---------- Working data ----------

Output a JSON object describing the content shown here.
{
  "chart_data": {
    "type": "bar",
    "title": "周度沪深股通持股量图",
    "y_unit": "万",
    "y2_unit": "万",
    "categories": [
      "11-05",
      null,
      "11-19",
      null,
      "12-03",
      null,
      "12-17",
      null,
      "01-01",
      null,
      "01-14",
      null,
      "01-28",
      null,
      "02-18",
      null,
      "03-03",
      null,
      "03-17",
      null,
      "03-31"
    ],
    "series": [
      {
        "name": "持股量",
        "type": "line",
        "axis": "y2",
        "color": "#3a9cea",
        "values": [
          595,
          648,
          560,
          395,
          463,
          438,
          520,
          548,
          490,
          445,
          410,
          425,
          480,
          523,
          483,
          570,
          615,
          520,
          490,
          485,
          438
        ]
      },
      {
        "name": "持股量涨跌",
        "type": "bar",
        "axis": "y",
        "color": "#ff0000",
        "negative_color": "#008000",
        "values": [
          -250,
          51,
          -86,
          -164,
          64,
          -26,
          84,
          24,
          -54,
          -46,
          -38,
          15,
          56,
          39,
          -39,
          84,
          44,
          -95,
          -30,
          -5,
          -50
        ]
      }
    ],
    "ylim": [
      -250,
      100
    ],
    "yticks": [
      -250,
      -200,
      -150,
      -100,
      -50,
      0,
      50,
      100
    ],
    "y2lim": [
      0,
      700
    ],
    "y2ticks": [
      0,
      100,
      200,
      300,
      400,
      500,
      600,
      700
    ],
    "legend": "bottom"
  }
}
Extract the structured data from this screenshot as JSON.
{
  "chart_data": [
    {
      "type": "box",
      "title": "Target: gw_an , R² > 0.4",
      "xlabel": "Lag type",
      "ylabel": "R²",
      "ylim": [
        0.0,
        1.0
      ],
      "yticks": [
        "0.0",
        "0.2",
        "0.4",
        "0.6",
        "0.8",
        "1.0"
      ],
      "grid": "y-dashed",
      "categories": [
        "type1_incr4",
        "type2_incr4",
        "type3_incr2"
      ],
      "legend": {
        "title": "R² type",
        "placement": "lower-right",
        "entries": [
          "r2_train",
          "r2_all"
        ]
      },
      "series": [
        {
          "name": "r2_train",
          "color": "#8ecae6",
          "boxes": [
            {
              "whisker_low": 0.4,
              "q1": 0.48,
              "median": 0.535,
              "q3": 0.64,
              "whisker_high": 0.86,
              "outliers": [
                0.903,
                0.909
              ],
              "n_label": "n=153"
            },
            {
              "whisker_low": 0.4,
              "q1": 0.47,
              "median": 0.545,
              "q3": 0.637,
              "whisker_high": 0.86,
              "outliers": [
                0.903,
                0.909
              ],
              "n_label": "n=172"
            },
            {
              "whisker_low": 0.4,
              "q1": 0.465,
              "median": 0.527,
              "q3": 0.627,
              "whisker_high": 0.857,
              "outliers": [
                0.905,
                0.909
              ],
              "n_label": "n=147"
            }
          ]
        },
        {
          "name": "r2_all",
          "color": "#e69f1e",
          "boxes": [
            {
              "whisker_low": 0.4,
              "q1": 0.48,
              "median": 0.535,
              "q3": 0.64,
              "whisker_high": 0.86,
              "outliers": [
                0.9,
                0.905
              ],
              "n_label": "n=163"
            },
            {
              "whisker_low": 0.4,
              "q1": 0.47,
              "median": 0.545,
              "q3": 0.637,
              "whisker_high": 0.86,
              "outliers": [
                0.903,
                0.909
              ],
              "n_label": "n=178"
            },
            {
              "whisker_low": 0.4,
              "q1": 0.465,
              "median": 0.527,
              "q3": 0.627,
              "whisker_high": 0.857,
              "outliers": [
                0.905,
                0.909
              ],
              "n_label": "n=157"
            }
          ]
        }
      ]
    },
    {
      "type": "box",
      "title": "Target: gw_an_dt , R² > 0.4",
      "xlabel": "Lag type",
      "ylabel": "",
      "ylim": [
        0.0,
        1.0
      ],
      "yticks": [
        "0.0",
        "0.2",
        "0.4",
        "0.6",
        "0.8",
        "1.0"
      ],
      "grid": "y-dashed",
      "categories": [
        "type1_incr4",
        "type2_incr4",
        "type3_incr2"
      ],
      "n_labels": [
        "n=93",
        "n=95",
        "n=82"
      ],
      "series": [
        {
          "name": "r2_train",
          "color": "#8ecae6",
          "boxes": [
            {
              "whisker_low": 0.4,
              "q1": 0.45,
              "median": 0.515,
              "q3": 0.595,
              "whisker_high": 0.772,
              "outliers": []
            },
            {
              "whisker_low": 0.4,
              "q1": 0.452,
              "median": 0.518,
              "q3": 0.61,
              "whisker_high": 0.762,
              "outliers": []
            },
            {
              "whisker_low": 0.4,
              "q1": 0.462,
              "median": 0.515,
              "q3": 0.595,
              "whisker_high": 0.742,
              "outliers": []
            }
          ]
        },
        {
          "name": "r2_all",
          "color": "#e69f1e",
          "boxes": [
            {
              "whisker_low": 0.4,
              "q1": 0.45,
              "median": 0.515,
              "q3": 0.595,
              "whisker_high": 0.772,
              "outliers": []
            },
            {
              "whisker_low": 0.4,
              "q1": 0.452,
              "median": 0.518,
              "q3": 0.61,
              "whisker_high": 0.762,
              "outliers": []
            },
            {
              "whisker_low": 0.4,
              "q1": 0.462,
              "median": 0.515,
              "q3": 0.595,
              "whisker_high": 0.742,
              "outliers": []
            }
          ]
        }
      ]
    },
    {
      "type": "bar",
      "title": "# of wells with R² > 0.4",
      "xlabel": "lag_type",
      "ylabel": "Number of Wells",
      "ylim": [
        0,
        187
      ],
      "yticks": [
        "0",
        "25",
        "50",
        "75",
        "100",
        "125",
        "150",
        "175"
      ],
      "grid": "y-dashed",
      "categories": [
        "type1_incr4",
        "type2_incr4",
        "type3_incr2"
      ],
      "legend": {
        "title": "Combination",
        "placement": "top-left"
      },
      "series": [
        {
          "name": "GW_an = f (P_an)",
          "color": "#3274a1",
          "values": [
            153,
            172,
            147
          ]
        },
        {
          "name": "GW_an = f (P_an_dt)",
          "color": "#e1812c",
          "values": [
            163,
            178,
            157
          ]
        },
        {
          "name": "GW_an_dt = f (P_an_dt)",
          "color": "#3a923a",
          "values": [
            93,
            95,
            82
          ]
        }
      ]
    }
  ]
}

----------

Objective:
Exactly reproduce every line of the data above.

Written solution:
Output a JSON object describing the content shown here.
{
  "chart_data": {
    "type": "bar",
    "title": "周度沪深股通持股量图",
    "y_unit": "万",
    "y2_unit": "万",
    "categories": [
      "11-05",
      null,
      "11-19",
      null,
      "12-03",
      null,
      "12-17",
      null,
      "01-01",
      null,
      "01-14",
      null,
      "01-28",
      null,
      "02-18",
      null,
      "03-03",
      null,
      "03-17",
      null,
      "03-31"
    ],
    "series": [
      {
        "name": "持股量",
        "type": "line",
        "axis": "y2",
        "color": "#3a9cea",
        "values": [
          595,
          648,
          560,
          395,
          463,
          438,
          520,
          548,
          490,
          445,
          410,
          425,
          480,
          523,
          483,
          570,
          615,
          520,
          490,
          485,
          438
        ]
      },
      {
        "name": "持股量涨跌",
        "type": "bar",
        "axis": "y",
        "color": "#ff0000",
        "negative_color": "#008000",
        "values": [
          -250,
          51,
          -86,
          -164,
          64,
          -26,
          84,
          24,
          -54,
          -46,
          -38,
          15,
          56,
          39,
          -39,
          84,
          44,
          -95,
          -30,
          -5,
          -50
        ]
      }
    ],
    "ylim": [
      -250,
      100
    ],
    "yticks": [
      -250,
      -200,
      -150,
      -100,
      -50,
      0,
      50,
      100
    ],
    "y2lim": [
      0,
      700
    ],
    "y2ticks": [
      0,
      100,
      200,
      300,
      400,
      500,
      600,
      700
    ],
    "legend": "bottom"
  }
}
Extract the structured data from this screenshot as JSON.
{
  "chart_data": [
    {
      "type": "box",
      "title": "Target: gw_an , R² > 0.4",
      "xlabel": "Lag type",
      "ylabel": "R²",
      "ylim": [
        0.0,
        1.0
      ],
      "yticks": [
        "0.0",
        "0.2",
        "0.4",
        "0.6",
        "0.8",
        "1.0"
      ],
      "grid": "y-dashed",
      "categories": [
        "type1_incr4",
        "type2_incr4",
        "type3_incr2"
      ],
      "legend": {
        "title": "R² type",
        "placement": "lower-right",
        "entries": [
          "r2_train",
          "r2_all"
        ]
      },
      "series": [
        {
          "name": "r2_train",
          "color": "#8ecae6",
          "boxes": [
            {
              "whisker_low": 0.4,
              "q1": 0.48,
              "median": 0.535,
              "q3": 0.64,
              "whisker_high": 0.86,
              "outliers": [
                0.903,
                0.909
              ],
              "n_label": "n=153"
            },
            {
              "whisker_low": 0.4,
              "q1": 0.47,
              "median": 0.545,
              "q3": 0.637,
              "whisker_high": 0.86,
              "outliers": [
                0.903,
                0.909
              ],
              "n_label": "n=172"
            },
            {
              "whisker_low": 0.4,
              "q1": 0.465,
              "median": 0.527,
              "q3": 0.627,
              "whisker_high": 0.857,
              "outliers": [
                0.905,
                0.909
              ],
              "n_label": "n=147"
            }
          ]
        },
        {
          "name": "r2_all",
          "color": "#e69f1e",
          "boxes": [
            {
              "whisker_low": 0.4,
              "q1": 0.48,
              "median": 0.535,
              "q3": 0.64,
              "whisker_high": 0.86,
              "outliers": [
                0.9,
                0.905
              ],
              "n_label": "n=163"
            },
            {
              "whisker_low": 0.4,
              "q1": 0.47,
              "median": 0.545,
              "q3": 0.637,
              "whisker_high": 0.86,
              "outliers": [
                0.903,
                0.909
              ],
              "n_label": "n=178"
            },
            {
              "whisker_low": 0.4,
              "q1": 0.465,
              "median": 0.527,
              "q3": 0.627,
              "whisker_high": 0.857,
              "outliers": [
                0.905,
                0.909
              ],
              "n_label": "n=157"
            }
          ]
        }
      ]
    },
    {
      "type": "box",
      "title": "Target: gw_an_dt , R² > 0.4",
      "xlabel": "Lag type",
      "ylabel": "",
      "ylim": [
        0.0,
        1.0
      ],
      "yticks": [
        "0.0",
        "0.2",
        "0.4",
        "0.6",
        "0.8",
        "1.0"
      ],
      "grid": "y-dashed",
      "categories": [
        "type1_incr4",
        "type2_incr4",
        "type3_incr2"
      ],
      "n_labels": [
        "n=93",
        "n=95",
        "n=82"
      ],
      "series": [
        {
          "name": "r2_train",
          "color": "#8ecae6",
          "boxes": [
            {
              "whisker_low": 0.4,
              "q1": 0.45,
              "median": 0.515,
              "q3": 0.595,
              "whisker_high": 0.772,
              "outliers": []
            },
            {
              "whisker_low": 0.4,
              "q1": 0.452,
              "median": 0.518,
              "q3": 0.61,
              "whisker_high": 0.762,
              "outliers": []
            },
            {
              "whisker_low": 0.4,
              "q1": 0.462,
              "median": 0.515,
              "q3": 0.595,
              "whisker_high": 0.742,
              "outliers": []
            }
          ]
        },
        {
          "name": "r2_all",
          "color": "#e69f1e",
          "boxes": [
            {
              "whisker_low": 0.4,
              "q1": 0.45,
              "median": 0.515,
              "q3": 0.595,
              "whisker_high": 0.772,
              "outliers": []
            },
            {
              "whisker_low": 0.4,
              "q1": 0.452,
              "median": 0.518,
              "q3": 0.61,
              "whisker_high": 0.762,
              "outliers": []
            },
            {
              "whisker_low": 0.4,
              "q1": 0.462,
              "median": 0.515,
              "q3": 0.595,
              "whisker_high": 0.742,
              "outliers": []
            }
          ]
        }
      ]
    },
    {
      "type": "bar",
      "title": "# of wells with R² > 0.4",
      "xlabel": "lag_type",
      "ylabel": "Number of Wells",
      "ylim": [
        0,
        187
      ],
      "yticks": [
        "0",
        "25",
        "50",
        "75",
        "100",
        "125",
        "150",
        "175"
      ],
      "grid": "y-dashed",
      "categories": [
        "type1_incr4",
        "type2_incr4",
        "type3_incr2"
      ],
      "legend": {
        "title": "Combination",
        "placement": "top-left"
      },
      "series": [
        {
          "name": "GW_an = f (P_an)",
          "color": "#3274a1",
          "values": [
            153,
            172,
            147
          ]
        },
        {
          "name": "GW_an = f (P_an_dt)",
          "color": "#e1812c",
          "values": [
            163,
            178,
            157
          ]
        },
        {
          "name": "GW_an_dt = f (P_an_dt)",
          "color": "#3a923a",
          "values": [
            93,
            95,
            82
          ]
        }
      ]
    }
  ]
}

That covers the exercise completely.